◆ The request: Reproduce the listing below without changes, except that pictures are left out.

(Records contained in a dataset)
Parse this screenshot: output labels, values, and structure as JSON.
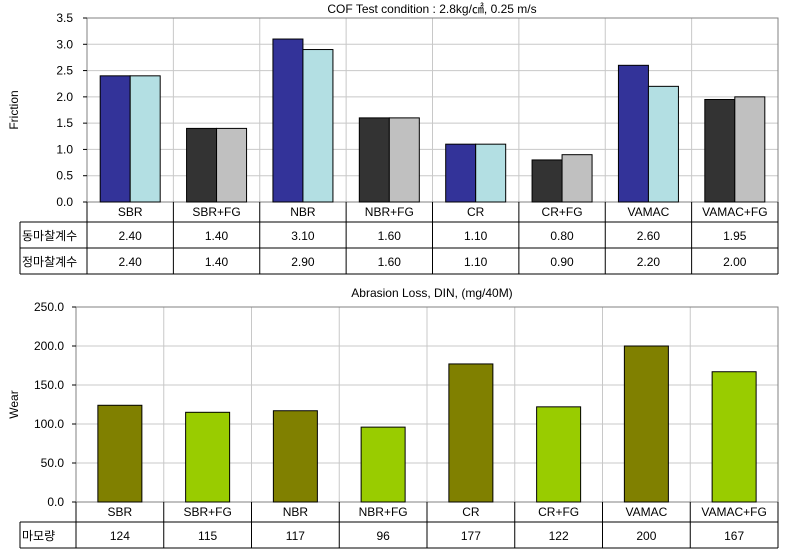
{
  "chart_data": [
    {
      "type": "bar",
      "title": "COF Test condition : 2.8kg/㎠, 0.25 m/s",
      "ylabel": "Friction",
      "xlabel": "",
      "ylim": [
        0,
        3.5
      ],
      "yticks": [
        "0.0",
        "0.5",
        "1.0",
        "1.5",
        "2.0",
        "2.5",
        "3.0",
        "3.5"
      ],
      "grid": true,
      "categories": [
        "SBR",
        "SBR+FG",
        "NBR",
        "NBR+FG",
        "CR",
        "CR+FG",
        "VAMAC",
        "VAMAC+FG"
      ],
      "series": [
        {
          "name": "동마찰계수",
          "values": [
            2.4,
            1.4,
            3.1,
            1.6,
            1.1,
            0.8,
            2.6,
            1.95
          ],
          "labels": [
            "2.40",
            "1.40",
            "3.10",
            "1.60",
            "1.10",
            "0.80",
            "2.60",
            "1.95"
          ]
        },
        {
          "name": "정마찰계수",
          "values": [
            2.4,
            1.4,
            2.9,
            1.6,
            1.1,
            0.9,
            2.2,
            2.0
          ],
          "labels": [
            "2.40",
            "1.40",
            "2.90",
            "1.60",
            "1.10",
            "0.90",
            "2.20",
            "2.00"
          ]
        }
      ],
      "colors": {
        "base_kinetic": "#333399",
        "base_static": "#b3dfe3",
        "fg_kinetic": "#333333",
        "fg_static": "#c0c0c0"
      }
    },
    {
      "type": "bar",
      "title": "Abrasion Loss, DIN, (mg/40M)",
      "ylabel": "Wear",
      "xlabel": "",
      "ylim": [
        0,
        250
      ],
      "yticks": [
        "0.0",
        "50.0",
        "100.0",
        "150.0",
        "200.0",
        "250.0"
      ],
      "grid": true,
      "categories": [
        "SBR",
        "SBR+FG",
        "NBR",
        "NBR+FG",
        "CR",
        "CR+FG",
        "VAMAC",
        "VAMAC+FG"
      ],
      "series": [
        {
          "name": "마모량",
          "values": [
            124,
            115,
            117,
            96,
            177,
            122,
            200,
            167
          ],
          "labels": [
            "124",
            "115",
            "117",
            "96",
            "177",
            "122",
            "200",
            "167"
          ]
        }
      ],
      "colors": {
        "base": "#808000",
        "fg": "#99cc00"
      }
    }
  ]
}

◆ Complete output:
Parse this screenshot: output labels, values, and structure as JSON.
{
  "chart_data": [
    {
      "type": "bar",
      "title": "COF Test condition : 2.8kg/㎠, 0.25 m/s",
      "ylabel": "Friction",
      "xlabel": "",
      "ylim": [
        0,
        3.5
      ],
      "yticks": [
        "0.0",
        "0.5",
        "1.0",
        "1.5",
        "2.0",
        "2.5",
        "3.0",
        "3.5"
      ],
      "grid": true,
      "categories": [
        "SBR",
        "SBR+FG",
        "NBR",
        "NBR+FG",
        "CR",
        "CR+FG",
        "VAMAC",
        "VAMAC+FG"
      ],
      "series": [
        {
          "name": "동마찰계수",
          "values": [
            2.4,
            1.4,
            3.1,
            1.6,
            1.1,
            0.8,
            2.6,
            1.95
          ],
          "labels": [
            "2.40",
            "1.40",
            "3.10",
            "1.60",
            "1.10",
            "0.80",
            "2.60",
            "1.95"
          ]
        },
        {
          "name": "정마찰계수",
          "values": [
            2.4,
            1.4,
            2.9,
            1.6,
            1.1,
            0.9,
            2.2,
            2.0
          ],
          "labels": [
            "2.40",
            "1.40",
            "2.90",
            "1.60",
            "1.10",
            "0.90",
            "2.20",
            "2.00"
          ]
        }
      ],
      "colors": {
        "base_kinetic": "#333399",
        "base_static": "#b3dfe3",
        "fg_kinetic": "#333333",
        "fg_static": "#c0c0c0"
      }
    },
    {
      "type": "bar",
      "title": "Abrasion Loss, DIN, (mg/40M)",
      "ylabel": "Wear",
      "xlabel": "",
      "ylim": [
        0,
        250
      ],
      "yticks": [
        "0.0",
        "50.0",
        "100.0",
        "150.0",
        "200.0",
        "250.0"
      ],
      "grid": true,
      "categories": [
        "SBR",
        "SBR+FG",
        "NBR",
        "NBR+FG",
        "CR",
        "CR+FG",
        "VAMAC",
        "VAMAC+FG"
      ],
      "series": [
        {
          "name": "마모량",
          "values": [
            124,
            115,
            117,
            96,
            177,
            122,
            200,
            167
          ],
          "labels": [
            "124",
            "115",
            "117",
            "96",
            "177",
            "122",
            "200",
            "167"
          ]
        }
      ],
      "colors": {
        "base": "#808000",
        "fg": "#99cc00"
      }
    }
  ]
}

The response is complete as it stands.